Continue the readers' letter about older generations and property deposits, picking up after its final sentence.

_SELECTED EXTRACT_.
— begin —

'It wasn't easy for older generations'
Readers' letters: A recent press article said that older people should move out of their homes into smaller accommodation, therefore releasing their property for the younger generation, who are unable to save up the deposit required to get onto the property ladder.
Firstly, you have to define just when these people, who are supposed to move out, are defined as ‘old’.
Secondly, how do these young people think that we managed to save our deposits for our properties?
It certainly never came easy.
When we first had a property, even our first rented flat, we didn’t have new furniture and all that goes with it.
We made do with second hand stuff and certainly didn’t rely on credit cards.
I don’t think they even existed in those days.
In one of the early houses we rented, we were lucky to have running water, piped underground from the farm that it belonged to.
There was no proper toilet, and the chemical loo was emptied by a tanker that called once a week.
In one hard winter, the water froze underground and I had to go into the nearest village, beg a bucket of water from the postmistress, and use this to prime the village pump to get my water.
A lot of youngsters today want everything handed to them on a plate.
They want the best of phones or iPads, they want to take a ‘year out’ before even thinking about work, then they expect to live at home without having to contribute to their keep!
The majority certainly can’t cook and rely on takeaways, if no-one else will do it for them.
On top of that, when they want to go out with friends to a nightclub or the pub, they won’t leave the house with less than a hundred pounds in their pocket.
Then they complain that they are unable to save up for a deposit.
Am I surprised?
How values change
Here’s an interesting example of our change in values.
A TV programme reported a moving story about soldiers.
They had lost their lives in the First World War and were being commemorated by silhouettes being placed around the village in the vicinity of their homes.

— end —

_DATA SECTION_.

— begin —

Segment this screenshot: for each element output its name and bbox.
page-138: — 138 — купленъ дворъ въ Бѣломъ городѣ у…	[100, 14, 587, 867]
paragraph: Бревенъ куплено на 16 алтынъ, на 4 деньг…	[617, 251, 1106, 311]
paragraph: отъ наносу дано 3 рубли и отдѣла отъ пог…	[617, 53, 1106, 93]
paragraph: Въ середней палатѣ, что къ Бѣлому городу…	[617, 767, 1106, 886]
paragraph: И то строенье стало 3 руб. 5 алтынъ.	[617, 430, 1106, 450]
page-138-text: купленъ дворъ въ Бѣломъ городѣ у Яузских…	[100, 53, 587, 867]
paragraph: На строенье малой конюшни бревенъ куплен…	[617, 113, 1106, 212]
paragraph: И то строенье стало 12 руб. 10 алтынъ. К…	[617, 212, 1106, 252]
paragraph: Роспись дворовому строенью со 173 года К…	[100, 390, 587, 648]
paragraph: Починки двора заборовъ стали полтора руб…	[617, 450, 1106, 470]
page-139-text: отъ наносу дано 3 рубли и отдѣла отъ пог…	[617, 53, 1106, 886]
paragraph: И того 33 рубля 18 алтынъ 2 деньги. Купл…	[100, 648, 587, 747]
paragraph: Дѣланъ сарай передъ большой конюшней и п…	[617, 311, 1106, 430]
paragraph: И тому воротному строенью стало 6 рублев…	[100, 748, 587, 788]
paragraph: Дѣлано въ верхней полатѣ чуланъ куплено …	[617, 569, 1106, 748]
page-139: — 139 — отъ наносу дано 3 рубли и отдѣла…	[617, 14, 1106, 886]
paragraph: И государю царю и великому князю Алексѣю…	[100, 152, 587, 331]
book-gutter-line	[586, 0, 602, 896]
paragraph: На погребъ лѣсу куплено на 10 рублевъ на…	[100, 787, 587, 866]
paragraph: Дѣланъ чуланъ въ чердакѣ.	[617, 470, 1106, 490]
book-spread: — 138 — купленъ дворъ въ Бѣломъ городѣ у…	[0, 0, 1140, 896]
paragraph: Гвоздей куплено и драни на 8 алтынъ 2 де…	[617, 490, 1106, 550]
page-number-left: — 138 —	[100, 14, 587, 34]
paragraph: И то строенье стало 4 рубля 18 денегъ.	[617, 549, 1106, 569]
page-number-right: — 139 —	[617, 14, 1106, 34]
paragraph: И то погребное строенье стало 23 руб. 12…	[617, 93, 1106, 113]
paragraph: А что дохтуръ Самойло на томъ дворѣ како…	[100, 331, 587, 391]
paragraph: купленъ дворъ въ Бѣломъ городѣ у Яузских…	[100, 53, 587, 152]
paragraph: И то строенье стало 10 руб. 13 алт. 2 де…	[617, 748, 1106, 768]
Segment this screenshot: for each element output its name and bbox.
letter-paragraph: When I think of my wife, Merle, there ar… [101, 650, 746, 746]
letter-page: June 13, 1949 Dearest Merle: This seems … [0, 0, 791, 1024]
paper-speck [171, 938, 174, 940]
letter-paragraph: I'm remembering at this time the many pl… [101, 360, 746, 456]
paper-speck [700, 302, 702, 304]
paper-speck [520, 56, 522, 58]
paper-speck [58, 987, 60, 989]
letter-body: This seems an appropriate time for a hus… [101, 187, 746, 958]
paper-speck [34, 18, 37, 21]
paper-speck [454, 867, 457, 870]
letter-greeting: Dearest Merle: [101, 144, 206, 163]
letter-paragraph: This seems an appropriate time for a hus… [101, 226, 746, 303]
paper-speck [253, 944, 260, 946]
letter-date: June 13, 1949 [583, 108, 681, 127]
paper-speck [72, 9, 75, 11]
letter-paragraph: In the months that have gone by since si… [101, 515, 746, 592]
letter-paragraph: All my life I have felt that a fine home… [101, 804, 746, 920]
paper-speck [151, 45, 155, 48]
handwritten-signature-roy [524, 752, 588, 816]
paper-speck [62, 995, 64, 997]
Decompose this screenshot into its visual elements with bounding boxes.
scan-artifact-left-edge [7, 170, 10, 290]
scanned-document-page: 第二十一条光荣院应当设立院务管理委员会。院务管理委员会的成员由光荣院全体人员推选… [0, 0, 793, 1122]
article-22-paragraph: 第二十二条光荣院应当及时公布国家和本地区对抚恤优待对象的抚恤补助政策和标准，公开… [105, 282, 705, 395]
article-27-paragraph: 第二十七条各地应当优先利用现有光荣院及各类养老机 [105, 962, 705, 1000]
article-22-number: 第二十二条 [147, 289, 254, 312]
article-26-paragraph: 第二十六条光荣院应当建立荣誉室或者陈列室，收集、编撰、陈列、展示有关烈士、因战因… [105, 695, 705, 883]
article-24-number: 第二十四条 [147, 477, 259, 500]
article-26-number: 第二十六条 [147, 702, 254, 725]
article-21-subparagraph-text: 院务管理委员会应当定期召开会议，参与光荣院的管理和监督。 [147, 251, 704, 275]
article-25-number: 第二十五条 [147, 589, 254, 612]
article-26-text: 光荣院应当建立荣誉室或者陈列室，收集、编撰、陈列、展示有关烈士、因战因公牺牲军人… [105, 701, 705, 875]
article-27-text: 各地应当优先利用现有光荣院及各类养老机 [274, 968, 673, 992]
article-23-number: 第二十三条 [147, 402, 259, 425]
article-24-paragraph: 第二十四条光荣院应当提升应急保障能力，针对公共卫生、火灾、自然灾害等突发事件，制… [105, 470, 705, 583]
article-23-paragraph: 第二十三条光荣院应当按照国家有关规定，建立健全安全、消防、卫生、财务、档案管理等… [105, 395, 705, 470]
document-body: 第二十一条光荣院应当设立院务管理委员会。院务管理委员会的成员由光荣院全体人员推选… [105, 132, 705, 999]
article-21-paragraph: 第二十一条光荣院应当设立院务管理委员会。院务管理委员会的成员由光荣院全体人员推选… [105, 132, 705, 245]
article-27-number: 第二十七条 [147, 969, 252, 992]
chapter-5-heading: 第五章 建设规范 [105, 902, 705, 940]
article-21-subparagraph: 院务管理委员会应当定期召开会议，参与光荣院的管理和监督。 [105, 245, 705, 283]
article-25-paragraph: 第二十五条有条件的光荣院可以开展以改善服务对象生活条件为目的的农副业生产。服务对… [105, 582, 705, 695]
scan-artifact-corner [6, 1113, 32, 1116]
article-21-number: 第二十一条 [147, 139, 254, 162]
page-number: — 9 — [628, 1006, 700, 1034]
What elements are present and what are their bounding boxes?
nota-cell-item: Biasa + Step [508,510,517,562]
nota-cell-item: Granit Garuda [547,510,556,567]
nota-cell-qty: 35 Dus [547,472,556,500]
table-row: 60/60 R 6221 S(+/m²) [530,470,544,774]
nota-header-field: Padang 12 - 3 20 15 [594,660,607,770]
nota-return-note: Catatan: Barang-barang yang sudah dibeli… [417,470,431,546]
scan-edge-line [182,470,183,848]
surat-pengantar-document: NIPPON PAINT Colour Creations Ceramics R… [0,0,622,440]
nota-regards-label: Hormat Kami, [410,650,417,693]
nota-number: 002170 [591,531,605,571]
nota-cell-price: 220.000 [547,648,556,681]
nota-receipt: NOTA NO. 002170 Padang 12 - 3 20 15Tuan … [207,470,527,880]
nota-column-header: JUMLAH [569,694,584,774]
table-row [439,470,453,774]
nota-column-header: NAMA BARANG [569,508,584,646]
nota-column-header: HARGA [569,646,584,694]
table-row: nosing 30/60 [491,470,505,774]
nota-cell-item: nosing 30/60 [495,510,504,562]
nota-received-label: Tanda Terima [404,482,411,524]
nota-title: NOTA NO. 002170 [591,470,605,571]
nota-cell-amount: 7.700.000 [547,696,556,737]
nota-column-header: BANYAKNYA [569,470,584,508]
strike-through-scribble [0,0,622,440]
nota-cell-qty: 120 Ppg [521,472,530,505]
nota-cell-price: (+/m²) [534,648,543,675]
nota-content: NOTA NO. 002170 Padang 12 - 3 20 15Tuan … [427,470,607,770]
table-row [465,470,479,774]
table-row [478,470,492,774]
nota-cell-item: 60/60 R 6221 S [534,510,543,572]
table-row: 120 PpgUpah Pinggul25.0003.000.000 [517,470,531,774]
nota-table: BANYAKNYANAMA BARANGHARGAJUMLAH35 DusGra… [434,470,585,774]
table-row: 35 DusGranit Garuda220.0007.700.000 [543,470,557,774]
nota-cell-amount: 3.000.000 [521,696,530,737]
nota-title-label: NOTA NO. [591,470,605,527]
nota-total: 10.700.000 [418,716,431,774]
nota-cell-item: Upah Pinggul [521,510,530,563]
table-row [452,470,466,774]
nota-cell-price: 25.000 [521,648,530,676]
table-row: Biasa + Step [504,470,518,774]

— end —

_OUTPUT OF THE EXERCISE_.
Each character was carrying the inscription, “This is ‘name’ who lived near this place and was loved”. I was moved to tears.
The following TV item was about how Tony Jacklin, pictured, should receive an honour because he had done so much for the country.
Much as I admire his prowess as a golfer, I think one could be forgiven for thinking that he was, no doubt, well rewarded for his success. The soldiers, however humble, had given their lives for their country.
Drinking and social media
It is reported that there is an increase in the number of young people who are non-drinkers and those who do not drink to excess.
My guess is that, like the decline in young unwanted pregnancies, this is related to the obsession with the mobile phone and social media: youngsters are not getting out and about.
At the same time, however, there is reported to be an increase in mental illness and attempted suicide in the 15 to 19-year-old age group.
Whatever the risks, drinking is usually a social activity, especially for the young, where they can look each other in the eye, back-slap, hug, converse naturally and generally interact in ways which are simply not possible on a small screen.
Life has changed in so many ways for many young people but, on balance, not for the better.
Still in it together?
Could the low morale of senior judges have been caused by frustration at never having been given the opportunity of trying bankers and financiers for
the 2008 Crash?
As dispensers of justice, they will undoubtedly, following their projected 32 per cent pay increase, unite with other public servants for similar pay awards?
Or are they and the Government expecting a hugely increased work load, as the aftermath of Brexit takes affect?
Two events highlighted the inequality that exists in this country.
First, there was the recommendation that senior judges be given an annual pay rise of almost £60,000, even though the Tory Government has said in the past that no public employee should be paid more than the Prime Minister.
Secondly, the taxpayer has stumped up £2m for
a Royal wedding of the ninth in line to the throne, Princess Eugenie.
She is hardly known
to anyone outside Royal circles.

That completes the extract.